Recorded data
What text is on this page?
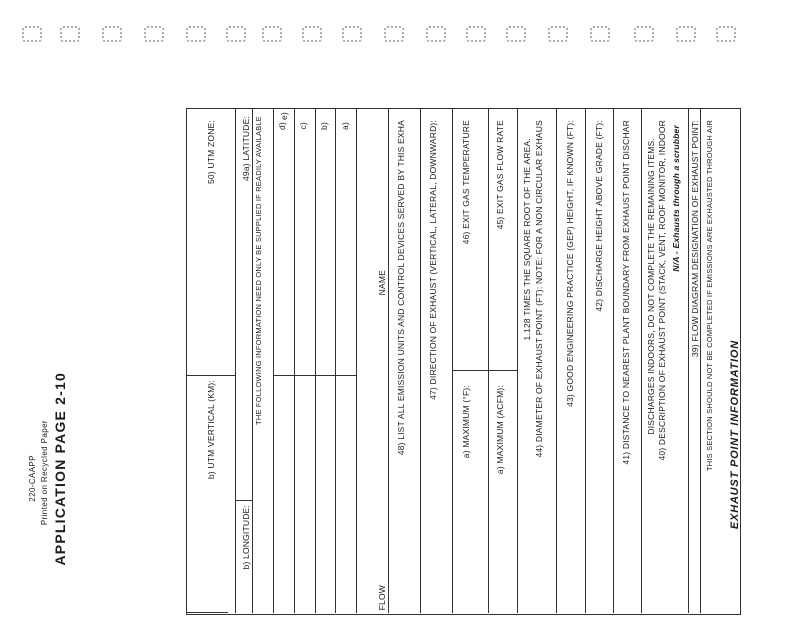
EXHAUST POINT INFORMATION
THIS SECTION SHOULD NOT BE COMPLETED IF EMISSIONS ARE EXHAUSTED THROUGH AIR
39) FLOW DIAGRAM DESIGNATION OF EXHAUST POINT:
N/A - Exhausts through a scrubber
40) DESCRIPTION OF EXHAUST POINT (STACK, VENT, ROOF MONITOR, INDOOR
DISCHARGES INDOORS, DO NOT COMPLETE THE REMAINING ITEMS.
41) DISTANCE TO NEAREST PLANT BOUNDARY FROM EXHAUST POINT DISCHAR
42) DISCHARGE HEIGHT ABOVE GRADE (FT):
43) GOOD ENGINEERING PRACTICE (GEP) HEIGHT, IF KNOWN (FT):
44) DIAMETER OF EXHAUST POINT (FT): NOTE: FOR A NON CIRCULAR EXHAUS
1.128 TIMES THE SQUARE ROOT OF THE AREA.
45) EXIT GAS FLOW RATE
a) MAXIMUM (ACFM):
46) EXIT GAS TEMPERATURE
a) MAXIMUM (°F):
47) DIRECTION OF EXHAUST (VERTICAL, LATERAL, DOWNWARD):
48) LIST ALL EMISSION UNITS AND CONTROL DEVICES SERVED BY THIS EXHA
NAME
FLOW
a)
b)
c)
d)
e)
THE FOLLOWING INFORMATION NEED ONLY BE SUPPLIED IF READILY AVAILABLE
49a) LATITUDE:
b) LONGITUDE:
50) UTM ZONE:
b) UTM VERTICAL (KM):
APPLICATION PAGE 2-10
Printed on Recycled Paper
220-CAAPP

WRITTEN PROBLEM
Transcribe all entries above exactly. Drop the pictures.

COMPLETE ANSWER
What text is on this page?
EXHAUST POINT INFORMATION
THIS SECTION SHOULD NOT BE COMPLETED IF EMISSIONS ARE EXHAUSTED THROUGH AIR
39) FLOW DIAGRAM DESIGNATION OF EXHAUST POINT:
N/A - Exhausts through a scrubber
40) DESCRIPTION OF EXHAUST POINT (STACK, VENT, ROOF MONITOR, INDOOR
DISCHARGES INDOORS, DO NOT COMPLETE THE REMAINING ITEMS.
41) DISTANCE TO NEAREST PLANT BOUNDARY FROM EXHAUST POINT DISCHAR
42) DISCHARGE HEIGHT ABOVE GRADE (FT):
43) GOOD ENGINEERING PRACTICE (GEP) HEIGHT, IF KNOWN (FT):
44) DIAMETER OF EXHAUST POINT (FT): NOTE: FOR A NON CIRCULAR EXHAUS
1.128 TIMES THE SQUARE ROOT OF THE AREA.
45) EXIT GAS FLOW RATE
a) MAXIMUM (ACFM):
46) EXIT GAS TEMPERATURE
a) MAXIMUM (°F):
47) DIRECTION OF EXHAUST (VERTICAL, LATERAL, DOWNWARD):
48) LIST ALL EMISSION UNITS AND CONTROL DEVICES SERVED BY THIS EXHA
NAME
FLOW
a)
b)
c)
d)
e)
THE FOLLOWING INFORMATION NEED ONLY BE SUPPLIED IF READILY AVAILABLE
49a) LATITUDE:
b) LONGITUDE:
50) UTM ZONE:
b) UTM VERTICAL (KM):
APPLICATION PAGE 2-10
Printed on Recycled Paper
220-CAAPP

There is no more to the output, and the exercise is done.